─── Material shown
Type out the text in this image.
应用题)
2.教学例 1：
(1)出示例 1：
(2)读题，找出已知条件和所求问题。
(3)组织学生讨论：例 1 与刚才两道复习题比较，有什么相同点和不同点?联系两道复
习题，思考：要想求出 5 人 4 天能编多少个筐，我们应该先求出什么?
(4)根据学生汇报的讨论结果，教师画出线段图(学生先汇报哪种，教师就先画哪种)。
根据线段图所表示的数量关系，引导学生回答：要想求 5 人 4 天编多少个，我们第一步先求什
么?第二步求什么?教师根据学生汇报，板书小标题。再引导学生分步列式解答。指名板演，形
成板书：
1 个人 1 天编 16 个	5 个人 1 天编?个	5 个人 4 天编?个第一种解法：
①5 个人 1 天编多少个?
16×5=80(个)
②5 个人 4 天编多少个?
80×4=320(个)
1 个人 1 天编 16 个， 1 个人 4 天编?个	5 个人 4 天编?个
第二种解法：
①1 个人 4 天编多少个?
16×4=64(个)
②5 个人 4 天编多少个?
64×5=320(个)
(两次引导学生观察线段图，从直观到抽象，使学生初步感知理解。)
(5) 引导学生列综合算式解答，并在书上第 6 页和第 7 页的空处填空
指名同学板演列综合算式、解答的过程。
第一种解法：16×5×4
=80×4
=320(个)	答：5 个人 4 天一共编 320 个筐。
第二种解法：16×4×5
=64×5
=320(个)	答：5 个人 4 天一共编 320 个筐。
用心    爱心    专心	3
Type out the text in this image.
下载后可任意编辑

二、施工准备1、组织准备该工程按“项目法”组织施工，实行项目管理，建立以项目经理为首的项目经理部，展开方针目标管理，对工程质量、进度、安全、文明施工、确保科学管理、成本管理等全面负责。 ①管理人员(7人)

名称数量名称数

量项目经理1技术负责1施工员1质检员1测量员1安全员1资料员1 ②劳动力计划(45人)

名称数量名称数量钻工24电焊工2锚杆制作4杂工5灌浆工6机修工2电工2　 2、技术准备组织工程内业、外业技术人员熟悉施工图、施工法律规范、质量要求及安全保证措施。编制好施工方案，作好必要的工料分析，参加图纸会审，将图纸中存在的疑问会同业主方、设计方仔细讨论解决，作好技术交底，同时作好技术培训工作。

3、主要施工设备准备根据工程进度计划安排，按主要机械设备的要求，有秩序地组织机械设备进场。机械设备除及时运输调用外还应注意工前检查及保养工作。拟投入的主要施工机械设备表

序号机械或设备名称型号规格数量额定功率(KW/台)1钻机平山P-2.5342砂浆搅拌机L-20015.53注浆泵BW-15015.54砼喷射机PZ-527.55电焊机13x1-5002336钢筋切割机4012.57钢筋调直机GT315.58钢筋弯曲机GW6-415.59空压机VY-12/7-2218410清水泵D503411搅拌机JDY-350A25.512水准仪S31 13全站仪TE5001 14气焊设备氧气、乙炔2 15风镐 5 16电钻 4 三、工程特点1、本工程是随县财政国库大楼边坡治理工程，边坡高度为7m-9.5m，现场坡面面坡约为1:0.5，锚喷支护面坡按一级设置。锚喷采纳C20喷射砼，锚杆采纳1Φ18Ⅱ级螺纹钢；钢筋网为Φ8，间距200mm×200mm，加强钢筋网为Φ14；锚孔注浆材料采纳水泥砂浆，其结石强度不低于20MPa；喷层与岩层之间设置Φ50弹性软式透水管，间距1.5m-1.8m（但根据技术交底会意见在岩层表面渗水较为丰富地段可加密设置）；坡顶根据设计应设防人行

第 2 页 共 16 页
──────
* _The task_: Above are some records; repeat all of them exactly.

* _Finished answer_:
Type out the text in this image.
应用题)
2.教学例 1：
(1)出示例 1：
(2)读题，找出已知条件和所求问题。
(3)组织学生讨论：例 1 与刚才两道复习题比较，有什么相同点和不同点?联系两道复
习题，思考：要想求出 5 人 4 天能编多少个筐，我们应该先求出什么?
(4)根据学生汇报的讨论结果，教师画出线段图(学生先汇报哪种，教师就先画哪种)。
根据线段图所表示的数量关系，引导学生回答：要想求 5 人 4 天编多少个，我们第一步先求什
么?第二步求什么?教师根据学生汇报，板书小标题。再引导学生分步列式解答。指名板演，形
成板书：
1 个人 1 天编 16 个	5 个人 1 天编?个	5 个人 4 天编?个第一种解法：
①5 个人 1 天编多少个?
16×5=80(个)
②5 个人 4 天编多少个?
80×4=320(个)
1 个人 1 天编 16 个， 1 个人 4 天编?个	5 个人 4 天编?个
第二种解法：
①1 个人 4 天编多少个?
16×4=64(个)
②5 个人 4 天编多少个?
64×5=320(个)
(两次引导学生观察线段图，从直观到抽象，使学生初步感知理解。)
(5) 引导学生列综合算式解答，并在书上第 6 页和第 7 页的空处填空
指名同学板演列综合算式、解答的过程。
第一种解法：16×5×4
=80×4
=320(个)	答：5 个人 4 天一共编 320 个筐。
第二种解法：16×4×5
=64×5
=320(个)	答：5 个人 4 天一共编 320 个筐。
用心    爱心    专心	3
Type out the text in this image.
下载后可任意编辑

二、施工准备1、组织准备该工程按“项目法”组织施工，实行项目管理，建立以项目经理为首的项目经理部，展开方针目标管理，对工程质量、进度、安全、文明施工、确保科学管理、成本管理等全面负责。 ①管理人员(7人)

名称数量名称数

量项目经理1技术负责1施工员1质检员1测量员1安全员1资料员1 ②劳动力计划(45人)

名称数量名称数量钻工24电焊工2锚杆制作4杂工5灌浆工6机修工2电工2　 2、技术准备组织工程内业、外业技术人员熟悉施工图、施工法律规范、质量要求及安全保证措施。编制好施工方案，作好必要的工料分析，参加图纸会审，将图纸中存在的疑问会同业主方、设计方仔细讨论解决，作好技术交底，同时作好技术培训工作。

3、主要施工设备准备根据工程进度计划安排，按主要机械设备的要求，有秩序地组织机械设备进场。机械设备除及时运输调用外还应注意工前检查及保养工作。拟投入的主要施工机械设备表

序号机械或设备名称型号规格数量额定功率(KW/台)1钻机平山P-2.5342砂浆搅拌机L-20015.53注浆泵BW-15015.54砼喷射机PZ-527.55电焊机13x1-5002336钢筋切割机4012.57钢筋调直机GT315.58钢筋弯曲机GW6-415.59空压机VY-12/7-2218410清水泵D503411搅拌机JDY-350A25.512水准仪S31 13全站仪TE5001 14气焊设备氧气、乙炔2 15风镐 5 16电钻 4 三、工程特点1、本工程是随县财政国库大楼边坡治理工程，边坡高度为7m-9.5m，现场坡面面坡约为1:0.5，锚喷支护面坡按一级设置。锚喷采纳C20喷射砼，锚杆采纳1Φ18Ⅱ级螺纹钢；钢筋网为Φ8，间距200mm×200mm，加强钢筋网为Φ14；锚孔注浆材料采纳水泥砂浆，其结石强度不低于20MPa；喷层与岩层之间设置Φ50弹性软式透水管，间距1.5m-1.8m（但根据技术交底会意见在岩层表面渗水较为丰富地段可加密设置）；坡顶根据设计应设防人行

第 2 页 共 16 页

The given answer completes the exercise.